# PROMPT
All entries below must be output word for word, and the pictures left behind.

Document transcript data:
======
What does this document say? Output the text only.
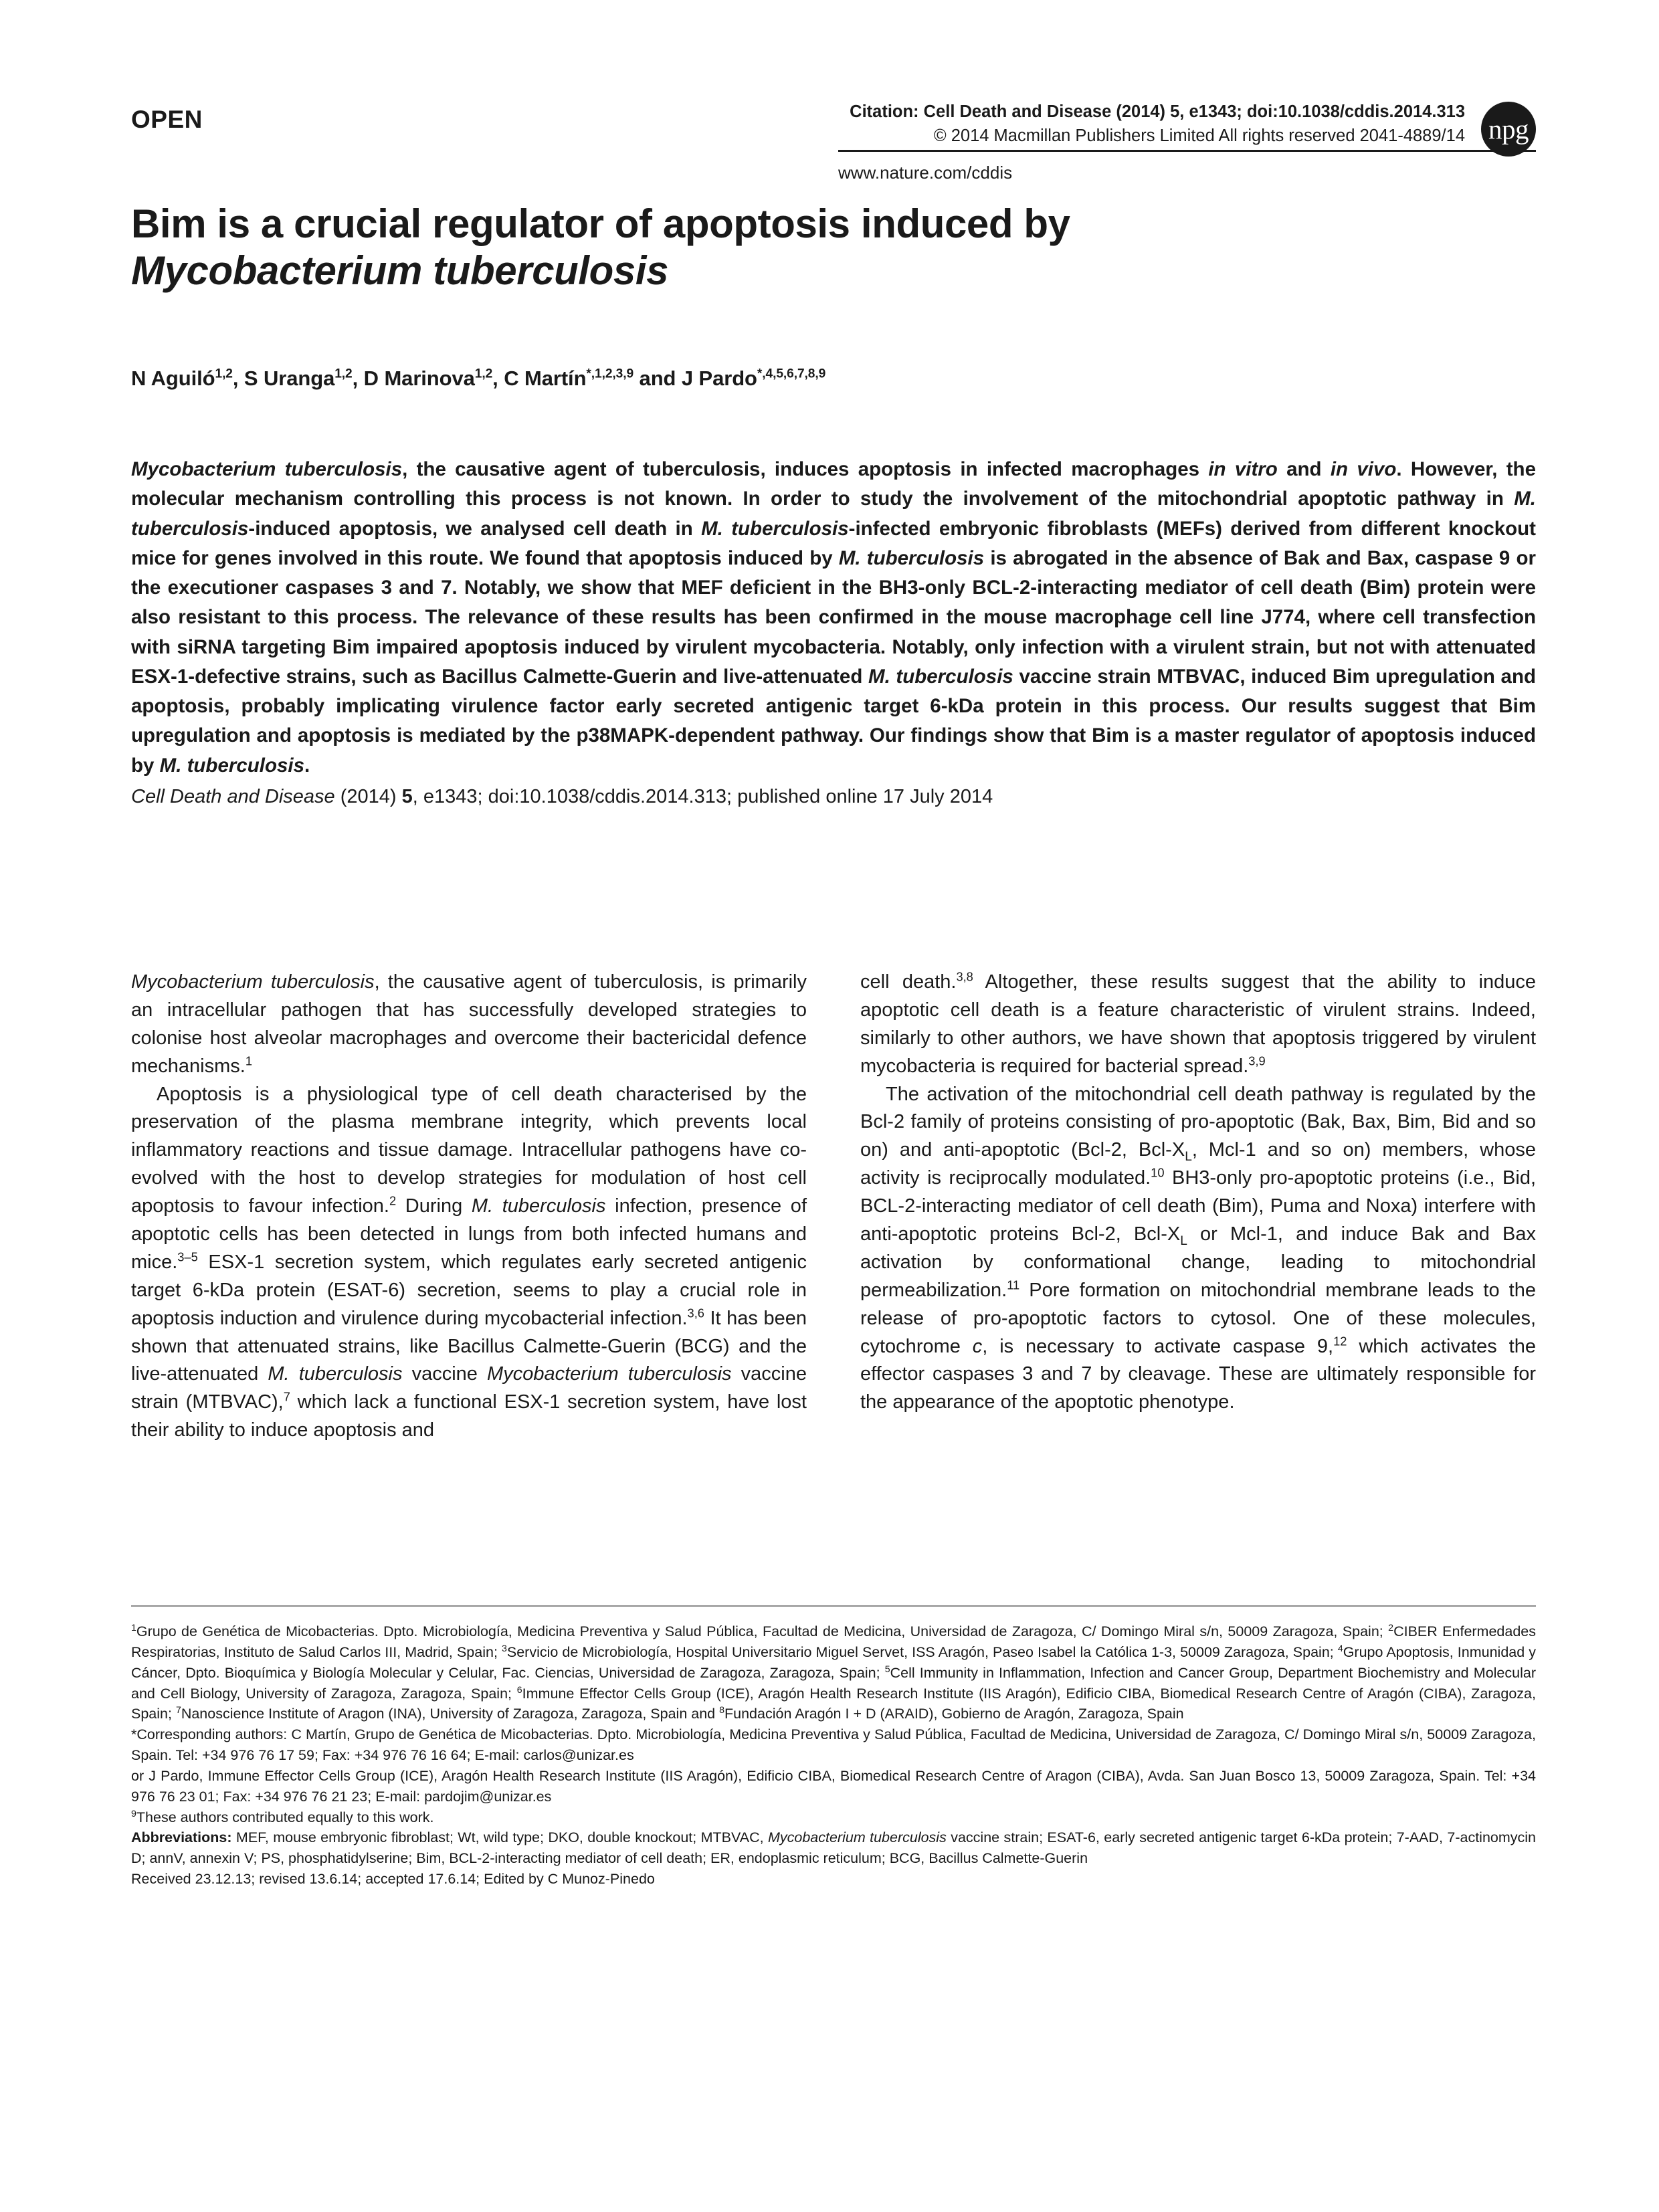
OPEN	Citation: Cell Death and Disease (2014) 5, e1343; doi:10.1038/cddis.2014.313
© 2014 Macmillan Publishers Limited All rights reserved 2041-4889/14 npg
www.nature.com/cddis
Bim is a crucial regulator of apoptosis induced by
Mycobacterium tuberculosis
N Aguiló$^{1,2}$, S Uranga$^{1,2}$, D Marinova$^{1,2}$, C Martín$^{*,1,2,3,9}$ and J Pardo$^{*,4,5,6,7,8,9}$
Mycobacterium tuberculosis, the causative agent of tuberculosis, induces apoptosis in infected macrophages in vitro and in vivo. However, the molecular mechanism controlling this process is not known. In order to study the involvement of the mitochondrial apoptotic pathway in M. tuberculosis-induced apoptosis, we analysed cell death in M. tuberculosis-infected embryonic fibroblasts (MEFs) derived from different knockout mice for genes involved in this route. We found that apoptosis induced by M. tuberculosis is abrogated in the absence of Bak and Bax, caspase 9 or the executioner caspases 3 and 7. Notably, we show that MEF deficient in the BH3-only BCL-2-interacting mediator of cell death (Bim) protein were also resistant to this process. The relevance of these results has been confirmed in the mouse macrophage cell line J774, where cell transfection with siRNA targeting Bim impaired apoptosis induced by virulent mycobacteria. Notably, only infection with a virulent strain, but not with attenuated ESX-1-defective strains, such as Bacillus Calmette-Guerin and live-attenuated M. tuberculosis vaccine strain MTBVAC, induced Bim upregulation and apoptosis, probably implicating virulence factor early secreted antigenic target 6-kDa protein in this process. Our results suggest that Bim upregulation and apoptosis is mediated by the p38MAPK-dependent pathway. Our findings show that Bim is a master regulator of apoptosis induced by M. tuberculosis.
Cell Death and Disease (2014) 5, e1343; doi:10.1038/cddis.2014.313; published online 17 July 2014

Mycobacterium tuberculosis, the causative agent of tuberculosis, is primarily an intracellular pathogen that has successfully developed strategies to colonise host alveolar macrophages and overcome their bactericidal defence mechanisms.$^1$

Apoptosis is a physiological type of cell death characterised by the preservation of the plasma membrane integrity, which prevents local inflammatory reactions and tissue damage. Intracellular pathogens have co-evolved with the host to develop strategies for modulation of host cell apoptosis to favour infection.$^2$ During M. tuberculosis infection, presence of apoptotic cells has been detected in lungs from both infected humans and mice.$^{3-5}$ ESX-1 secretion system, which regulates early secreted antigenic target 6-kDa protein (ESAT-6) secretion, seems to play a crucial role in apoptosis induction and virulence during mycobacterial infection.$^{3,6}$ It has been shown that attenuated strains, like Bacillus Calmette-Guerin (BCG) and the live-attenuated M. tuberculosis vaccine Mycobacterium tuberculosis vaccine strain (MTBVAC),$^7$ which lack a functional ESX-1 secretion system, have lost their ability to induce apoptosis and

cell death.$^{3,8}$ Altogether, these results suggest that the ability to induce apoptotic cell death is a feature characteristic of virulent strains. Indeed, similarly to other authors, we have shown that apoptosis triggered by virulent mycobacteria is required for bacterial spread.$^{3,9}$

The activation of the mitochondrial cell death pathway is regulated by the Bcl-2 family of proteins consisting of pro-apoptotic (Bak, Bax, Bim, Bid and so on) and anti-apoptotic (Bcl-2, Bcl-$X_L$, Mcl-1 and so on) members, whose activity is reciprocally modulated.$^{10}$ BH3-only pro-apoptotic proteins (i.e., Bid, BCL-2-interacting mediator of cell death (Bim), Puma and Noxa) interfere with anti-apoptotic proteins Bcl-2, Bcl-$X_L$ or Mcl-1, and induce Bak and Bax activation by conformational change, leading to mitochondrial permeabilization.$^{11}$ Pore formation on mitochondrial membrane leads to the release of pro-apoptotic factors to cytosol. One of these molecules, cytochrome c, is necessary to activate caspase 9,12 which activates the effector caspases 3 and 7 by cleavage. These are ultimately responsible for the appearance of the apoptotic phenotype.

$^1$Grupo de Genética de Micobacterias. Dpto. Microbiología, Medicina Preventiva y Salud Pública, Facultad de Medicina, Universidad de Zaragoza, C/ Domingo Miral s/n, 50009 Zaragoza, Spain; $^2$CIBER Enfermedades Respiratorias, Instituto de Salud Carlos III, Madrid, Spain; $^3$Servicio de Microbiología, Hospital Universitario Miguel Servet, ISS Aragón, Paseo Isabel la Católica 1-3, 50009 Zaragoza, Spain; $^4$Grupo Apoptosis, Inmunidad y Cáncer, Dpto. Bioquímica y Biología Molecular y Celular, Fac. Ciencias, Universidad de Zaragoza, Zaragoza, Spain; $^5$Cell Immunity in Inflammation, Infection and Cancer Group, Department Biochemistry and Molecular and Cell Biology, University of Zaragoza, Zaragoza, Spain; $^6$Immune Effector Cells Group (ICE), Aragón Health Research Institute (IIS Aragón), Edificio CIBA, Biomedical Research Centre of Aragón (CIBA), Zaragoza, Spain; $^7$Nanoscience Institute of Aragon (INA), University of Zaragoza, Zaragoza, Spain and $^8$Fundación Aragón I + D (ARAID), Gobierno de Aragón, Zaragoza, Spain

*Corresponding authors: C Martín, Grupo de Genética de Micobacterias. Dpto. Microbiología, Medicina Preventiva y Salud Pública, Facultad de Medicina, Universidad de Zaragoza, C/ Domingo Miral s/n, 50009 Zaragoza, Spain. Tel: +34 976 76 17 59; Fax: +34 976 76 16 64; E-mail: carlos@unizar.es

or J Pardo, Immune Effector Cells Group (ICE), Aragón Health Research Institute (IIS Aragón), Edificio CIBA, Biomedical Research Centre of Aragon (CIBA), Avda. San Juan Bosco 13, 50009 Zaragoza, Spain. Tel: +34 976 76 23 01; Fax: +34 976 76 21 23; E-mail: pardojim@unizar.es

$^9$These authors contributed equally to this work.

Abbreviations: MEF, mouse embryonic fibroblast; Wt, wild type; DKO, double knockout; MTBVAC, Mycobacterium tuberculosis vaccine strain; ESAT-6, early secreted antigenic target 6-kDa protein; 7-AAD, 7-actinomycin D; annV, annexin V; PS, phosphatidylserine; Bim, BCL-2-interacting mediator of cell death; ER, endoplasmic reticulum; BCG, Bacillus Calmette-Guerin

Received 23.12.13; revised 13.6.14; accepted 17.6.14; Edited by C Munoz-Pinedo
======
# EXERCISE SOLUTION
What does this document say? Output the text only.
OPEN	Citation: Cell Death and Disease (2014) 5, e1343; doi:10.1038/cddis.2014.313
© 2014 Macmillan Publishers Limited All rights reserved 2041-4889/14 npg
www.nature.com/cddis
Bim is a crucial regulator of apoptosis induced by
Mycobacterium tuberculosis
N Aguiló$^{1,2}$, S Uranga$^{1,2}$, D Marinova$^{1,2}$, C Martín$^{*,1,2,3,9}$ and J Pardo$^{*,4,5,6,7,8,9}$
Mycobacterium tuberculosis, the causative agent of tuberculosis, induces apoptosis in infected macrophages in vitro and in vivo. However, the molecular mechanism controlling this process is not known. In order to study the involvement of the mitochondrial apoptotic pathway in M. tuberculosis-induced apoptosis, we analysed cell death in M. tuberculosis-infected embryonic fibroblasts (MEFs) derived from different knockout mice for genes involved in this route. We found that apoptosis induced by M. tuberculosis is abrogated in the absence of Bak and Bax, caspase 9 or the executioner caspases 3 and 7. Notably, we show that MEF deficient in the BH3-only BCL-2-interacting mediator of cell death (Bim) protein were also resistant to this process. The relevance of these results has been confirmed in the mouse macrophage cell line J774, where cell transfection with siRNA targeting Bim impaired apoptosis induced by virulent mycobacteria. Notably, only infection with a virulent strain, but not with attenuated ESX-1-defective strains, such as Bacillus Calmette-Guerin and live-attenuated M. tuberculosis vaccine strain MTBVAC, induced Bim upregulation and apoptosis, probably implicating virulence factor early secreted antigenic target 6-kDa protein in this process. Our results suggest that Bim upregulation and apoptosis is mediated by the p38MAPK-dependent pathway. Our findings show that Bim is a master regulator of apoptosis induced by M. tuberculosis.
Cell Death and Disease (2014) 5, e1343; doi:10.1038/cddis.2014.313; published online 17 July 2014

Mycobacterium tuberculosis, the causative agent of tuberculosis, is primarily an intracellular pathogen that has successfully developed strategies to colonise host alveolar macrophages and overcome their bactericidal defence mechanisms.$^1$

Apoptosis is a physiological type of cell death characterised by the preservation of the plasma membrane integrity, which prevents local inflammatory reactions and tissue damage. Intracellular pathogens have co-evolved with the host to develop strategies for modulation of host cell apoptosis to favour infection.$^2$ During M. tuberculosis infection, presence of apoptotic cells has been detected in lungs from both infected humans and mice.$^{3-5}$ ESX-1 secretion system, which regulates early secreted antigenic target 6-kDa protein (ESAT-6) secretion, seems to play a crucial role in apoptosis induction and virulence during mycobacterial infection.$^{3,6}$ It has been shown that attenuated strains, like Bacillus Calmette-Guerin (BCG) and the live-attenuated M. tuberculosis vaccine Mycobacterium tuberculosis vaccine strain (MTBVAC),$^7$ which lack a functional ESX-1 secretion system, have lost their ability to induce apoptosis and

cell death.$^{3,8}$ Altogether, these results suggest that the ability to induce apoptotic cell death is a feature characteristic of virulent strains. Indeed, similarly to other authors, we have shown that apoptosis triggered by virulent mycobacteria is required for bacterial spread.$^{3,9}$

The activation of the mitochondrial cell death pathway is regulated by the Bcl-2 family of proteins consisting of pro-apoptotic (Bak, Bax, Bim, Bid and so on) and anti-apoptotic (Bcl-2, Bcl-$X_L$, Mcl-1 and so on) members, whose activity is reciprocally modulated.$^{10}$ BH3-only pro-apoptotic proteins (i.e., Bid, BCL-2-interacting mediator of cell death (Bim), Puma and Noxa) interfere with anti-apoptotic proteins Bcl-2, Bcl-$X_L$ or Mcl-1, and induce Bak and Bax activation by conformational change, leading to mitochondrial permeabilization.$^{11}$ Pore formation on mitochondrial membrane leads to the release of pro-apoptotic factors to cytosol. One of these molecules, cytochrome c, is necessary to activate caspase 9,12 which activates the effector caspases 3 and 7 by cleavage. These are ultimately responsible for the appearance of the apoptotic phenotype.

$^1$Grupo de Genética de Micobacterias. Dpto. Microbiología, Medicina Preventiva y Salud Pública, Facultad de Medicina, Universidad de Zaragoza, C/ Domingo Miral s/n, 50009 Zaragoza, Spain; $^2$CIBER Enfermedades Respiratorias, Instituto de Salud Carlos III, Madrid, Spain; $^3$Servicio de Microbiología, Hospital Universitario Miguel Servet, ISS Aragón, Paseo Isabel la Católica 1-3, 50009 Zaragoza, Spain; $^4$Grupo Apoptosis, Inmunidad y Cáncer, Dpto. Bioquímica y Biología Molecular y Celular, Fac. Ciencias, Universidad de Zaragoza, Zaragoza, Spain; $^5$Cell Immunity in Inflammation, Infection and Cancer Group, Department Biochemistry and Molecular and Cell Biology, University of Zaragoza, Zaragoza, Spain; $^6$Immune Effector Cells Group (ICE), Aragón Health Research Institute (IIS Aragón), Edificio CIBA, Biomedical Research Centre of Aragón (CIBA), Zaragoza, Spain; $^7$Nanoscience Institute of Aragon (INA), University of Zaragoza, Zaragoza, Spain and $^8$Fundación Aragón I + D (ARAID), Gobierno de Aragón, Zaragoza, Spain

*Corresponding authors: C Martín, Grupo de Genética de Micobacterias. Dpto. Microbiología, Medicina Preventiva y Salud Pública, Facultad de Medicina, Universidad de Zaragoza, C/ Domingo Miral s/n, 50009 Zaragoza, Spain. Tel: +34 976 76 17 59; Fax: +34 976 76 16 64; E-mail: carlos@unizar.es

or J Pardo, Immune Effector Cells Group (ICE), Aragón Health Research Institute (IIS Aragón), Edificio CIBA, Biomedical Research Centre of Aragon (CIBA), Avda. San Juan Bosco 13, 50009 Zaragoza, Spain. Tel: +34 976 76 23 01; Fax: +34 976 76 21 23; E-mail: pardojim@unizar.es

$^9$These authors contributed equally to this work.

Abbreviations: MEF, mouse embryonic fibroblast; Wt, wild type; DKO, double knockout; MTBVAC, Mycobacterium tuberculosis vaccine strain; ESAT-6, early secreted antigenic target 6-kDa protein; 7-AAD, 7-actinomycin D; annV, annexin V; PS, phosphatidylserine; Bim, BCL-2-interacting mediator of cell death; ER, endoplasmic reticulum; BCG, Bacillus Calmette-Guerin

Received 23.12.13; revised 13.6.14; accepted 17.6.14; Edited by C Munoz-Pinedo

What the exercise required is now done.